DIRECTIVE –
Without including any pictures, write out the listing below exactly.

***** RECORDS FOR THE EXERCISE

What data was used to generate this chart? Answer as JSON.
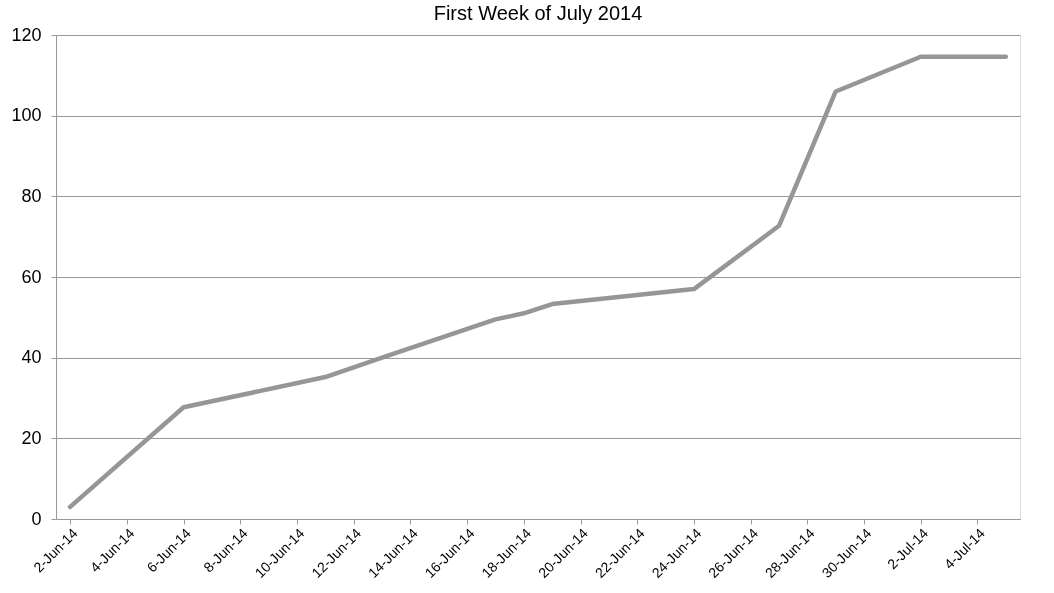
{
  "chart_data": {
    "type": "line",
    "title": "First Week of July 2014",
    "x": [
      "2014-06-02",
      "2014-06-06",
      "2014-06-11",
      "2014-06-13",
      "2014-06-17",
      "2014-06-18",
      "2014-06-19",
      "2014-06-24",
      "2014-06-27",
      "2014-06-29",
      "2014-07-02",
      "2014-07-05"
    ],
    "series": [
      {
        "color": "#969696",
        "values": [
          3,
          27.7,
          35.2,
          40,
          49.5,
          51,
          53.3,
          57,
          72.7,
          106,
          114.6,
          114.6
        ]
      }
    ],
    "xlim": [
      "2014-06-01T12:00",
      "2014-07-05T12:00"
    ],
    "xticks": [
      {
        "value": "2014-06-02",
        "label": "2-Jun-14"
      },
      {
        "value": "2014-06-04",
        "label": "4-Jun-14"
      },
      {
        "value": "2014-06-06",
        "label": "6-Jun-14"
      },
      {
        "value": "2014-06-08",
        "label": "8-Jun-14"
      },
      {
        "value": "2014-06-10",
        "label": "10-Jun-14"
      },
      {
        "value": "2014-06-12",
        "label": "12-Jun-14"
      },
      {
        "value": "2014-06-14",
        "label": "14-Jun-14"
      },
      {
        "value": "2014-06-16",
        "label": "16-Jun-14"
      },
      {
        "value": "2014-06-18",
        "label": "18-Jun-14"
      },
      {
        "value": "2014-06-20",
        "label": "20-Jun-14"
      },
      {
        "value": "2014-06-22",
        "label": "22-Jun-14"
      },
      {
        "value": "2014-06-24",
        "label": "24-Jun-14"
      },
      {
        "value": "2014-06-26",
        "label": "26-Jun-14"
      },
      {
        "value": "2014-06-28",
        "label": "28-Jun-14"
      },
      {
        "value": "2014-06-30",
        "label": "30-Jun-14"
      },
      {
        "value": "2014-07-02",
        "label": "2-Jul-14"
      },
      {
        "value": "2014-07-04",
        "label": "4-Jul-14"
      }
    ],
    "ylim": [
      0,
      120
    ],
    "yticks": [
      0,
      20,
      40,
      60,
      80,
      100,
      120
    ],
    "grid": "y",
    "marker": "none",
    "line_style": "solid"
  }
}
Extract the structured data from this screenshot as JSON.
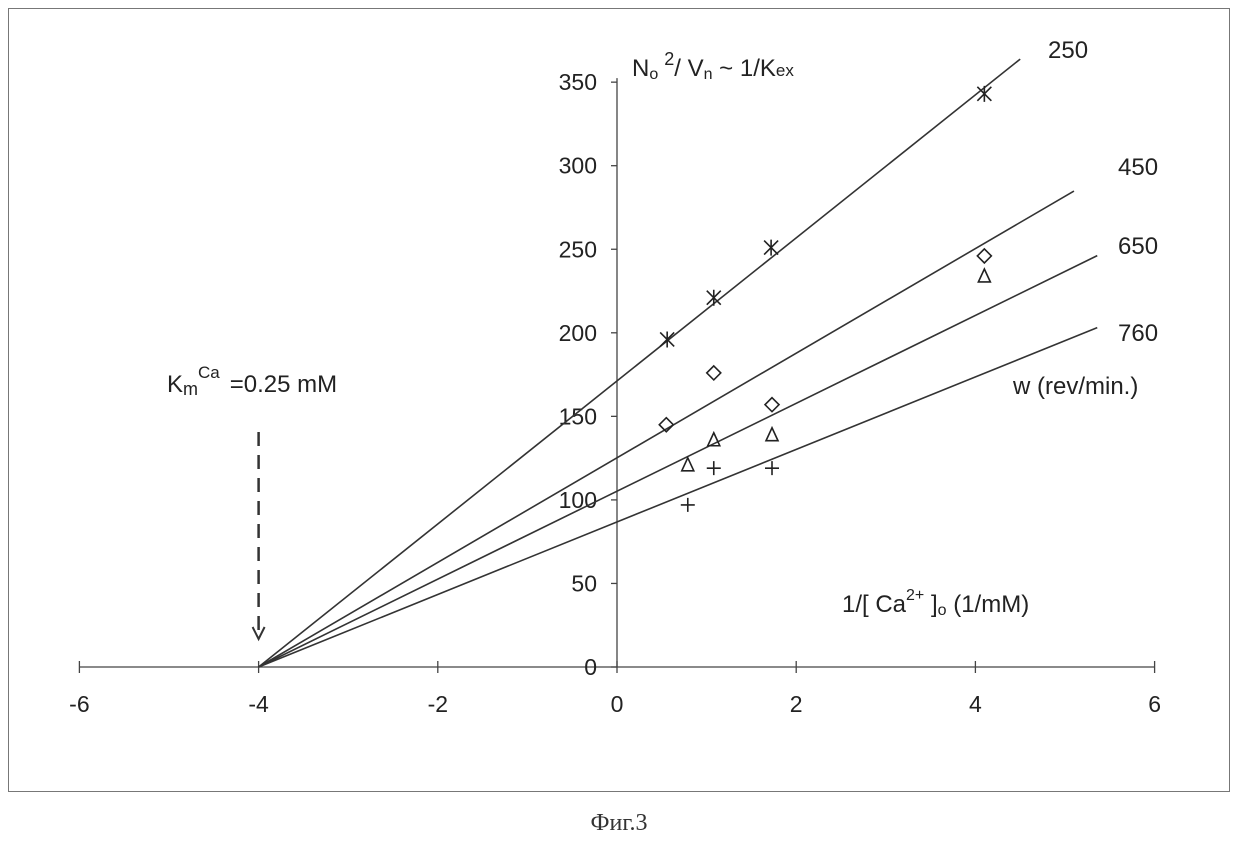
{
  "chart_data": {
    "type": "line",
    "title": "",
    "xlabel": "1/[ Ca2+ ]o  (1/mM)",
    "ylabel": "No 2/ Vn ~ 1/Kex",
    "xlim": [
      -6,
      6
    ],
    "ylim": [
      0,
      350
    ],
    "xticks": [
      -6,
      -4,
      -2,
      0,
      2,
      4,
      6
    ],
    "yticks": [
      0,
      50,
      100,
      150,
      200,
      250,
      300,
      350
    ],
    "legend_title": "w (rev/min.)",
    "annotation": {
      "text_main": "K",
      "text_sub": "m",
      "text_sup": "Ca",
      "text_value": "=0.25 mM",
      "x": -4,
      "y": 0
    },
    "series": [
      {
        "name": "250",
        "marker": "asterisk",
        "points": [
          [
            0.56,
            196
          ],
          [
            1.08,
            221
          ],
          [
            1.72,
            251
          ],
          [
            4.1,
            343
          ]
        ],
        "fit": {
          "x0": -4,
          "slope": 42.8,
          "x_end": 4.5
        }
      },
      {
        "name": "450",
        "marker": "diamond",
        "points": [
          [
            0.55,
            145
          ],
          [
            1.08,
            176
          ],
          [
            1.73,
            157
          ],
          [
            4.1,
            246
          ]
        ],
        "fit": {
          "x0": -4,
          "slope": 31.3,
          "x_end": 5.1
        }
      },
      {
        "name": "650",
        "marker": "triangle",
        "points": [
          [
            0.79,
            121
          ],
          [
            1.08,
            136
          ],
          [
            1.73,
            139
          ],
          [
            4.1,
            234
          ]
        ],
        "fit": {
          "x0": -4,
          "slope": 26.3,
          "x_end": 5.36
        }
      },
      {
        "name": "760",
        "marker": "plus",
        "points": [
          [
            0.79,
            97
          ],
          [
            1.08,
            119
          ],
          [
            1.73,
            119
          ]
        ],
        "fit": {
          "x0": -4,
          "slope": 21.7,
          "x_end": 5.36
        }
      }
    ]
  },
  "caption": "Фиг.3"
}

**********

OUTPUT BELOW –
What data was used to generate this chart? Answer as JSON.
{
  "chart_data": {
    "type": "line",
    "title": "First Week of July 2014",
    "x": [
      "2014-06-02",
      "2014-06-06",
      "2014-06-11",
      "2014-06-13",
      "2014-06-17",
      "2014-06-18",
      "2014-06-19",
      "2014-06-24",
      "2014-06-27",
      "2014-06-29",
      "2014-07-02",
      "2014-07-05"
    ],
    "series": [
      {
        "color": "#969696",
        "values": [
          3,
          27.7,
          35.2,
          40,
          49.5,
          51,
          53.3,
          57,
          72.7,
          106,
          114.6,
          114.6
        ]
      }
    ],
    "xlim": [
      "2014-06-01T12:00",
      "2014-07-05T12:00"
    ],
    "xticks": [
      {
        "value": "2014-06-02",
        "label": "2-Jun-14"
      },
      {
        "value": "2014-06-04",
        "label": "4-Jun-14"
      },
      {
        "value": "2014-06-06",
        "label": "6-Jun-14"
      },
      {
        "value": "2014-06-08",
        "label": "8-Jun-14"
      },
      {
        "value": "2014-06-10",
        "label": "10-Jun-14"
      },
      {
        "value": "2014-06-12",
        "label": "12-Jun-14"
      },
      {
        "value": "2014-06-14",
        "label": "14-Jun-14"
      },
      {
        "value": "2014-06-16",
        "label": "16-Jun-14"
      },
      {
        "value": "2014-06-18",
        "label": "18-Jun-14"
      },
      {
        "value": "2014-06-20",
        "label": "20-Jun-14"
      },
      {
        "value": "2014-06-22",
        "label": "22-Jun-14"
      },
      {
        "value": "2014-06-24",
        "label": "24-Jun-14"
      },
      {
        "value": "2014-06-26",
        "label": "26-Jun-14"
      },
      {
        "value": "2014-06-28",
        "label": "28-Jun-14"
      },
      {
        "value": "2014-06-30",
        "label": "30-Jun-14"
      },
      {
        "value": "2014-07-02",
        "label": "2-Jul-14"
      },
      {
        "value": "2014-07-04",
        "label": "4-Jul-14"
      }
    ],
    "ylim": [
      0,
      120
    ],
    "yticks": [
      0,
      20,
      40,
      60,
      80,
      100,
      120
    ],
    "grid": "y",
    "marker": "none",
    "line_style": "solid"
  }
}
Extract the structured data from this screenshot as JSON.
{
  "chart_data": {
    "type": "line",
    "title": "",
    "xlabel": "1/[ Ca2+ ]o  (1/mM)",
    "ylabel": "No 2/ Vn ~ 1/Kex",
    "xlim": [
      -6,
      6
    ],
    "ylim": [
      0,
      350
    ],
    "xticks": [
      -6,
      -4,
      -2,
      0,
      2,
      4,
      6
    ],
    "yticks": [
      0,
      50,
      100,
      150,
      200,
      250,
      300,
      350
    ],
    "legend_title": "w (rev/min.)",
    "annotation": {
      "text_main": "K",
      "text_sub": "m",
      "text_sup": "Ca",
      "text_value": "=0.25 mM",
      "x": -4,
      "y": 0
    },
    "series": [
      {
        "name": "250",
        "marker": "asterisk",
        "points": [
          [
            0.56,
            196
          ],
          [
            1.08,
            221
          ],
          [
            1.72,
            251
          ],
          [
            4.1,
            343
          ]
        ],
        "fit": {
          "x0": -4,
          "slope": 42.8,
          "x_end": 4.5
        }
      },
      {
        "name": "450",
        "marker": "diamond",
        "points": [
          [
            0.55,
            145
          ],
          [
            1.08,
            176
          ],
          [
            1.73,
            157
          ],
          [
            4.1,
            246
          ]
        ],
        "fit": {
          "x0": -4,
          "slope": 31.3,
          "x_end": 5.1
        }
      },
      {
        "name": "650",
        "marker": "triangle",
        "points": [
          [
            0.79,
            121
          ],
          [
            1.08,
            136
          ],
          [
            1.73,
            139
          ],
          [
            4.1,
            234
          ]
        ],
        "fit": {
          "x0": -4,
          "slope": 26.3,
          "x_end": 5.36
        }
      },
      {
        "name": "760",
        "marker": "plus",
        "points": [
          [
            0.79,
            97
          ],
          [
            1.08,
            119
          ],
          [
            1.73,
            119
          ]
        ],
        "fit": {
          "x0": -4,
          "slope": 21.7,
          "x_end": 5.36
        }
      }
    ]
  },
  "caption": "Фиг.3"
}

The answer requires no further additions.